[Do this] Check each line of the records below and collect those holding "有两个零点".

[Provided data]
>> Begin

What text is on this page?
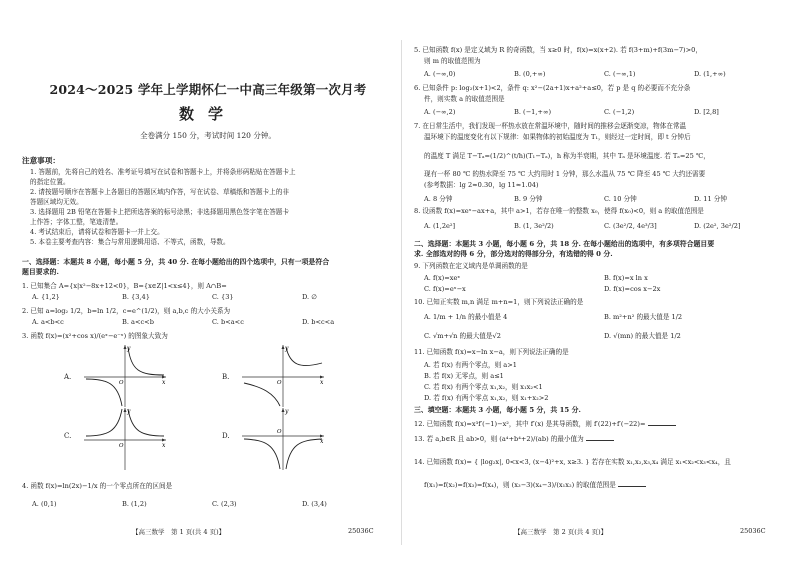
2024～2025 学年上学期怀仁一中高三年级第一次月考
数学
全卷满分 150 分，考试时间 120 分钟。
注意事项：
1. 答题前，先将自己的姓名、准考证号填写在试卷和答题卡上，并将条形码粘贴在答题卡上
的指定位置。
2. 请按题号顺序在答题卡上各题目的答题区域内作答，写在试卷、草稿纸和答题卡上的非
答题区域均无效。
3. 选择题用 2B 铅笔在答题卡上把所选答案的标号涂黑；非选择题用黑色签字笔在答题卡
上作答；字体工整，笔迹清楚。
4. 考试结束后，请将试卷和答题卡一并上交。
5. 本卷主要考查内容：集合与常用逻辑用语、不等式，函数，导数。
一、选择题：本题共 8 小题，每小题 5 分，共 40 分. 在每小题给出的四个选项中，只有一项是符合
题目要求的.
1. 已知集合 A={x|x²−8x+12<0}，B={x∈Z|1<x≤4}，则 A∩B=
A. {1,2}	B. {3,4}	C. {3}	D. ∅
2. 已知 a=log₂ 1/2，b=ln 1/2，c=e^(1/2)，则 a,b,c 的大小关系为
A. a<b<c	B. a<c<b	C. b<a<c	D. b<c<a
3. 函数 f(x)=(x²+cos x)/(eˣ−e⁻ˣ) 的图象大致为
A.
x
y
O
B.
x
y
O
C.
x
y
O
D.
x
y
O
4. 函数 f(x)=ln(2x)−1/x 的一个零点所在的区间是
A. (0,1)	B. (1,2)	C. (2,3)	D. (3,4)
【高三数学　第 1 页(共 4 页)】	25036C
5. 已知函数 f(x) 是定义域为 R 的奇函数，当 x≥0 时，f(x)=x(x+2). 若 f(3+m)+f(3m−7)>0，
则 m 的取值范围为
A. (−∞,0)	B. (0,+∞)	C. (−∞,1)	D. (1,+∞)
6. 已知条件 p: log₂(x+1)<2，条件 q: x²−(2a+1)x+a²+a≤0，若 p 是 q 的必要而不充分条
件，则实数 a 的取值范围是
A. (−∞,2)	B. (−1,+∞)	C. (−1,2)	D. [2,8]
7. 在日常生活中，我们发现一杯热水放在常温环境中，随时间的推移会逐渐变凉，物体在常温
温环境下的温度变化有以下规律：如果物体的初始温度为 T₁，则经过一定时间，即 t 分钟后
的温度 T 满足 T−Tₐ=(1/2)^(t/h)(T₁−Tₐ)，h 称为半衰期，其中 Tₐ 是环境温度. 若 Tₐ=25 ℃，
现有一杯 80 ℃ 的热水降至 75 ℃ 大约用时 1 分钟，那么水温从 75 ℃ 降至 45 ℃ 大约还需要
(参考数据：lg 2≈0.30，lg 11≈1.04)
A. 8 分钟	B. 9 分钟	C. 10 分钟	D. 11 分钟
8. 设函数 f(x)=xeˣ−ax+a，其中 a>1，若存在唯一的整数 x₀，使得 f(x₀)<0，则 a 的取值范围是
A. (1,2e²]	B. (1, 3e²/2)	C. (3e²/2, 4e³/3]	D. (2e², 3e²/2]
二、选择题：本题共 3 小题，每小题 6 分，共 18 分. 在每小题给出的选项中，有多项符合题目要
求. 全部选对的得 6 分，部分选对的得部分分，有选错的得 0 分.
9. 下列函数在定义域内是单调函数的是
A. f(x)=xeˣ	B. f(x)=x ln x
C. f(x)=eˣ−x	D. f(x)=cos x−2x
10. 已知正实数 m,n 满足 m+n=1，则下列说法正确的是
A. 1/m + 1/n 的最小值是 4	B. m²+n² 的最大值是 1/2
C. √m+√n 的最大值是√2	D. √(mn) 的最大值是 1/2
11. 已知函数 f(x)=x−ln x−a，则下列说法正确的是
A. 若 f(x) 有两个零点，则 a>1
B. 若 f(x) 无零点，则 a≤1
C. 若 f(x) 有两个零点 x₁,x₂，则 x₁x₂<1
D. 若 f(x) 有两个零点 x₁,x₂，则 x₁+x₂>2
三、填空题：本题共 3 小题，每小题 5 分，共 15 分.
12. 已知函数 f(x)=x³f′(−1)−x²，其中 f′(x) 是其导函数，则 f′(22)+f′(−22)=
13. 若 a,b∈R 且 ab>0，则 (a⁴+b⁴+2)/(ab) 的最小值为
14. 已知函数 f(x)= { |log₂x|, 0<x<3, (x−4)²+x, x≥3. } 若存在实数 x₁,x₂,x₃,x₄ 满足 x₁<x₂<x₃<x₄，且
f(x₁)=f(x₂)=f(x₃)=f(x₄)，则 (x₃−3)(x₄−3)/(x₁x₂) 的取值范围是
【高三数学　第 2 页(共 4 页)】	25036C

>> End

[Output below]
A. 若 f(x) 有两个零点，则 a>1
C. 若 f(x) 有两个零点 x₁,x₂，则 x₁x₂<1
D. 若 f(x) 有两个零点 x₁,x₂，则 x₁+x₂>2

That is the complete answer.